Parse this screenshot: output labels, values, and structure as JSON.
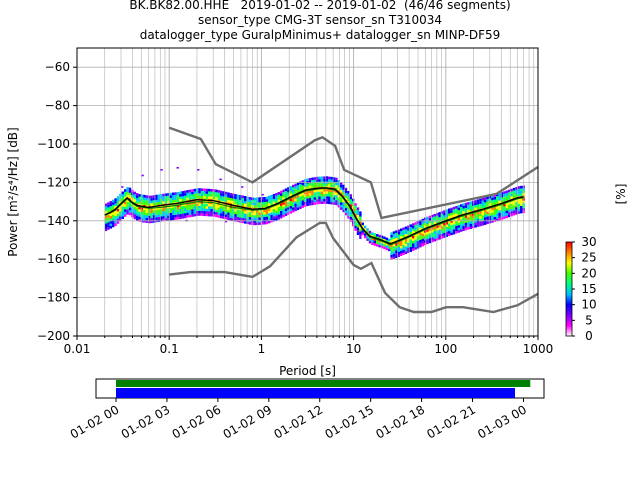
{
  "title": {
    "line1": "BK.BK82.00.HHE   2019-01-02 -- 2019-01-02  (46/46 segments)",
    "line2": "sensor_type CMG-3T sensor_sn T310034",
    "line3": "datalogger_type GuralpMinimus+ datalogger_sn MINP-DF59"
  },
  "chart_data": [
    {
      "type": "heatmap",
      "xlabel": "Period [s]",
      "ylabel": "Power [m²/s⁴/Hz] [dB]",
      "x_scale": "log",
      "xlim": [
        0.01,
        1000
      ],
      "ylim": [
        -200,
        -50
      ],
      "x_ticks": [
        0.01,
        0.1,
        1,
        10,
        100,
        1000
      ],
      "x_tick_labels": [
        "0.01",
        "0.1",
        "1",
        "10",
        "100",
        "1000"
      ],
      "y_ticks": [
        -200,
        -180,
        -160,
        -140,
        -120,
        -100,
        -80,
        -60
      ],
      "y_tick_labels": [
        "−200",
        "−180",
        "−160",
        "−140",
        "−120",
        "−100",
        "−80",
        "−60"
      ],
      "grid": true,
      "colorbar": {
        "label": "[%]",
        "range": [
          0,
          30
        ],
        "ticks": [
          0,
          5,
          10,
          15,
          20,
          25,
          30
        ],
        "tick_labels": [
          "0",
          "5",
          "10",
          "15",
          "20",
          "25",
          "30"
        ],
        "colors": [
          "#ffffff",
          "#ff00ff",
          "#7a00ff",
          "#0000ff",
          "#00c0ff",
          "#00ff80",
          "#40ff00",
          "#ffff00",
          "#ff8000",
          "#ff0000"
        ]
      },
      "noise_models": {
        "nhnm": [
          [
            0.1,
            -91.5
          ],
          [
            0.22,
            -97.4
          ],
          [
            0.32,
            -110.5
          ],
          [
            0.8,
            -120
          ],
          [
            3.8,
            -98
          ],
          [
            4.6,
            -96.5
          ],
          [
            6.3,
            -101
          ],
          [
            7.9,
            -113.5
          ],
          [
            15.4,
            -120
          ],
          [
            20,
            -138.5
          ],
          [
            354.8,
            -126
          ],
          [
            1000,
            -112
          ]
        ],
        "nlnm": [
          [
            0.1,
            -168
          ],
          [
            0.17,
            -166.7
          ],
          [
            0.4,
            -166.7
          ],
          [
            0.8,
            -169.2
          ],
          [
            1.24,
            -163.7
          ],
          [
            2.4,
            -148.6
          ],
          [
            4.3,
            -141.1
          ],
          [
            5,
            -141.1
          ],
          [
            6,
            -149
          ],
          [
            10,
            -163
          ],
          [
            12,
            -165
          ],
          [
            15.6,
            -162
          ],
          [
            21.9,
            -177.5
          ],
          [
            31.6,
            -185
          ],
          [
            45,
            -187.5
          ],
          [
            70,
            -187.5
          ],
          [
            101,
            -185
          ],
          [
            154,
            -185
          ],
          [
            328,
            -187.5
          ],
          [
            600,
            -184
          ],
          [
            1000,
            -178
          ]
        ]
      },
      "mean_curve": [
        [
          0.02,
          -137
        ],
        [
          0.023,
          -135.5
        ],
        [
          0.026,
          -134
        ],
        [
          0.03,
          -131
        ],
        [
          0.035,
          -128
        ],
        [
          0.04,
          -130.5
        ],
        [
          0.045,
          -132
        ],
        [
          0.06,
          -133
        ],
        [
          0.08,
          -132
        ],
        [
          0.12,
          -131
        ],
        [
          0.2,
          -129
        ],
        [
          0.3,
          -129.5
        ],
        [
          0.5,
          -132
        ],
        [
          0.8,
          -134
        ],
        [
          1.1,
          -133.5
        ],
        [
          1.5,
          -131
        ],
        [
          2.2,
          -127
        ],
        [
          3,
          -124
        ],
        [
          4,
          -123
        ],
        [
          5,
          -122.8
        ],
        [
          6.3,
          -123.5
        ],
        [
          7.5,
          -127
        ],
        [
          9,
          -132
        ],
        [
          10.5,
          -138
        ],
        [
          12.5,
          -144
        ],
        [
          15,
          -148
        ],
        [
          20,
          -150
        ],
        [
          25,
          -152
        ],
        [
          30,
          -150.5
        ],
        [
          40,
          -148
        ],
        [
          60,
          -144
        ],
        [
          100,
          -140
        ],
        [
          150,
          -137
        ],
        [
          250,
          -134
        ],
        [
          400,
          -131
        ],
        [
          600,
          -128
        ],
        [
          700,
          -127.5
        ]
      ],
      "mode_curve": [
        [
          0.02,
          -137
        ],
        [
          0.023,
          -136
        ],
        [
          0.026,
          -134.5
        ],
        [
          0.03,
          -131.5
        ],
        [
          0.035,
          -128.5
        ],
        [
          0.04,
          -131
        ],
        [
          0.045,
          -132.5
        ],
        [
          0.06,
          -133.5
        ],
        [
          0.08,
          -133
        ],
        [
          0.12,
          -132
        ],
        [
          0.2,
          -130
        ],
        [
          0.3,
          -130.5
        ],
        [
          0.5,
          -133
        ],
        [
          0.8,
          -134.5
        ],
        [
          1.1,
          -134
        ],
        [
          1.5,
          -131.5
        ],
        [
          2.2,
          -127.5
        ],
        [
          3,
          -124.5
        ],
        [
          4,
          -123.5
        ],
        [
          5,
          -123
        ],
        [
          6.3,
          -124
        ],
        [
          7.5,
          -127.5
        ],
        [
          9,
          -132.5
        ],
        [
          10.5,
          -138.5
        ],
        [
          12.5,
          -144.5
        ],
        [
          15,
          -148.5
        ],
        [
          20,
          -150.5
        ],
        [
          25,
          -152.5
        ],
        [
          30,
          -151
        ],
        [
          40,
          -148.5
        ],
        [
          60,
          -144.5
        ],
        [
          100,
          -140.5
        ],
        [
          150,
          -137.5
        ],
        [
          250,
          -134.5
        ],
        [
          400,
          -131.5
        ],
        [
          600,
          -128.5
        ],
        [
          700,
          -128
        ]
      ],
      "psd_spread": {
        "period_range": [
          0.02,
          700
        ],
        "upper_outliers": [
          [
            0.03,
            -122
          ],
          [
            0.05,
            -116
          ],
          [
            0.08,
            -113
          ],
          [
            0.12,
            -112
          ],
          [
            0.2,
            -113
          ],
          [
            0.35,
            -118
          ],
          [
            0.6,
            -122
          ],
          [
            1,
            -126
          ]
        ],
        "lower_outliers": [
          [
            0.05,
            -140
          ],
          [
            0.15,
            -139.5
          ],
          [
            0.4,
            -140
          ],
          [
            1,
            -140
          ]
        ]
      }
    },
    {
      "type": "bar",
      "title": "",
      "xlim": [
        "01-02 00",
        "01-03 00"
      ],
      "x_ticks": [
        "01-02 00",
        "01-02 03",
        "01-02 06",
        "01-02 09",
        "01-02 12",
        "01-02 15",
        "01-02 18",
        "01-02 21",
        "01-03 00"
      ],
      "x_tick_hours": [
        0,
        3,
        6,
        9,
        12,
        15,
        18,
        21,
        24
      ],
      "series": [
        {
          "color": "#008000",
          "start_hour": 0.0,
          "end_hour": 24.4
        },
        {
          "color": "#0000ff",
          "start_hour": 0.0,
          "end_hour": 23.5
        }
      ]
    }
  ]
}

WHAT NEEDS TO BE DONE => Repeat each entry exactly as given; no pictures belong in the copy.

ANSWER =>
Parse this screenshot: output labels, values, and structure as JSON.
{
  "title": {
    "line1": "BK.BK82.00.HHE   2019-01-02 -- 2019-01-02  (46/46 segments)",
    "line2": "sensor_type CMG-3T sensor_sn T310034",
    "line3": "datalogger_type GuralpMinimus+ datalogger_sn MINP-DF59"
  },
  "chart_data": [
    {
      "type": "heatmap",
      "xlabel": "Period [s]",
      "ylabel": "Power [m²/s⁴/Hz] [dB]",
      "x_scale": "log",
      "xlim": [
        0.01,
        1000
      ],
      "ylim": [
        -200,
        -50
      ],
      "x_ticks": [
        0.01,
        0.1,
        1,
        10,
        100,
        1000
      ],
      "x_tick_labels": [
        "0.01",
        "0.1",
        "1",
        "10",
        "100",
        "1000"
      ],
      "y_ticks": [
        -200,
        -180,
        -160,
        -140,
        -120,
        -100,
        -80,
        -60
      ],
      "y_tick_labels": [
        "−200",
        "−180",
        "−160",
        "−140",
        "−120",
        "−100",
        "−80",
        "−60"
      ],
      "grid": true,
      "colorbar": {
        "label": "[%]",
        "range": [
          0,
          30
        ],
        "ticks": [
          0,
          5,
          10,
          15,
          20,
          25,
          30
        ],
        "tick_labels": [
          "0",
          "5",
          "10",
          "15",
          "20",
          "25",
          "30"
        ],
        "colors": [
          "#ffffff",
          "#ff00ff",
          "#7a00ff",
          "#0000ff",
          "#00c0ff",
          "#00ff80",
          "#40ff00",
          "#ffff00",
          "#ff8000",
          "#ff0000"
        ]
      },
      "noise_models": {
        "nhnm": [
          [
            0.1,
            -91.5
          ],
          [
            0.22,
            -97.4
          ],
          [
            0.32,
            -110.5
          ],
          [
            0.8,
            -120
          ],
          [
            3.8,
            -98
          ],
          [
            4.6,
            -96.5
          ],
          [
            6.3,
            -101
          ],
          [
            7.9,
            -113.5
          ],
          [
            15.4,
            -120
          ],
          [
            20,
            -138.5
          ],
          [
            354.8,
            -126
          ],
          [
            1000,
            -112
          ]
        ],
        "nlnm": [
          [
            0.1,
            -168
          ],
          [
            0.17,
            -166.7
          ],
          [
            0.4,
            -166.7
          ],
          [
            0.8,
            -169.2
          ],
          [
            1.24,
            -163.7
          ],
          [
            2.4,
            -148.6
          ],
          [
            4.3,
            -141.1
          ],
          [
            5,
            -141.1
          ],
          [
            6,
            -149
          ],
          [
            10,
            -163
          ],
          [
            12,
            -165
          ],
          [
            15.6,
            -162
          ],
          [
            21.9,
            -177.5
          ],
          [
            31.6,
            -185
          ],
          [
            45,
            -187.5
          ],
          [
            70,
            -187.5
          ],
          [
            101,
            -185
          ],
          [
            154,
            -185
          ],
          [
            328,
            -187.5
          ],
          [
            600,
            -184
          ],
          [
            1000,
            -178
          ]
        ]
      },
      "mean_curve": [
        [
          0.02,
          -137
        ],
        [
          0.023,
          -135.5
        ],
        [
          0.026,
          -134
        ],
        [
          0.03,
          -131
        ],
        [
          0.035,
          -128
        ],
        [
          0.04,
          -130.5
        ],
        [
          0.045,
          -132
        ],
        [
          0.06,
          -133
        ],
        [
          0.08,
          -132
        ],
        [
          0.12,
          -131
        ],
        [
          0.2,
          -129
        ],
        [
          0.3,
          -129.5
        ],
        [
          0.5,
          -132
        ],
        [
          0.8,
          -134
        ],
        [
          1.1,
          -133.5
        ],
        [
          1.5,
          -131
        ],
        [
          2.2,
          -127
        ],
        [
          3,
          -124
        ],
        [
          4,
          -123
        ],
        [
          5,
          -122.8
        ],
        [
          6.3,
          -123.5
        ],
        [
          7.5,
          -127
        ],
        [
          9,
          -132
        ],
        [
          10.5,
          -138
        ],
        [
          12.5,
          -144
        ],
        [
          15,
          -148
        ],
        [
          20,
          -150
        ],
        [
          25,
          -152
        ],
        [
          30,
          -150.5
        ],
        [
          40,
          -148
        ],
        [
          60,
          -144
        ],
        [
          100,
          -140
        ],
        [
          150,
          -137
        ],
        [
          250,
          -134
        ],
        [
          400,
          -131
        ],
        [
          600,
          -128
        ],
        [
          700,
          -127.5
        ]
      ],
      "mode_curve": [
        [
          0.02,
          -137
        ],
        [
          0.023,
          -136
        ],
        [
          0.026,
          -134.5
        ],
        [
          0.03,
          -131.5
        ],
        [
          0.035,
          -128.5
        ],
        [
          0.04,
          -131
        ],
        [
          0.045,
          -132.5
        ],
        [
          0.06,
          -133.5
        ],
        [
          0.08,
          -133
        ],
        [
          0.12,
          -132
        ],
        [
          0.2,
          -130
        ],
        [
          0.3,
          -130.5
        ],
        [
          0.5,
          -133
        ],
        [
          0.8,
          -134.5
        ],
        [
          1.1,
          -134
        ],
        [
          1.5,
          -131.5
        ],
        [
          2.2,
          -127.5
        ],
        [
          3,
          -124.5
        ],
        [
          4,
          -123.5
        ],
        [
          5,
          -123
        ],
        [
          6.3,
          -124
        ],
        [
          7.5,
          -127.5
        ],
        [
          9,
          -132.5
        ],
        [
          10.5,
          -138.5
        ],
        [
          12.5,
          -144.5
        ],
        [
          15,
          -148.5
        ],
        [
          20,
          -150.5
        ],
        [
          25,
          -152.5
        ],
        [
          30,
          -151
        ],
        [
          40,
          -148.5
        ],
        [
          60,
          -144.5
        ],
        [
          100,
          -140.5
        ],
        [
          150,
          -137.5
        ],
        [
          250,
          -134.5
        ],
        [
          400,
          -131.5
        ],
        [
          600,
          -128.5
        ],
        [
          700,
          -128
        ]
      ],
      "psd_spread": {
        "period_range": [
          0.02,
          700
        ],
        "upper_outliers": [
          [
            0.03,
            -122
          ],
          [
            0.05,
            -116
          ],
          [
            0.08,
            -113
          ],
          [
            0.12,
            -112
          ],
          [
            0.2,
            -113
          ],
          [
            0.35,
            -118
          ],
          [
            0.6,
            -122
          ],
          [
            1,
            -126
          ]
        ],
        "lower_outliers": [
          [
            0.05,
            -140
          ],
          [
            0.15,
            -139.5
          ],
          [
            0.4,
            -140
          ],
          [
            1,
            -140
          ]
        ]
      }
    },
    {
      "type": "bar",
      "title": "",
      "xlim": [
        "01-02 00",
        "01-03 00"
      ],
      "x_ticks": [
        "01-02 00",
        "01-02 03",
        "01-02 06",
        "01-02 09",
        "01-02 12",
        "01-02 15",
        "01-02 18",
        "01-02 21",
        "01-03 00"
      ],
      "x_tick_hours": [
        0,
        3,
        6,
        9,
        12,
        15,
        18,
        21,
        24
      ],
      "series": [
        {
          "color": "#008000",
          "start_hour": 0.0,
          "end_hour": 24.4
        },
        {
          "color": "#0000ff",
          "start_hour": 0.0,
          "end_hour": 23.5
        }
      ]
    }
  ]
}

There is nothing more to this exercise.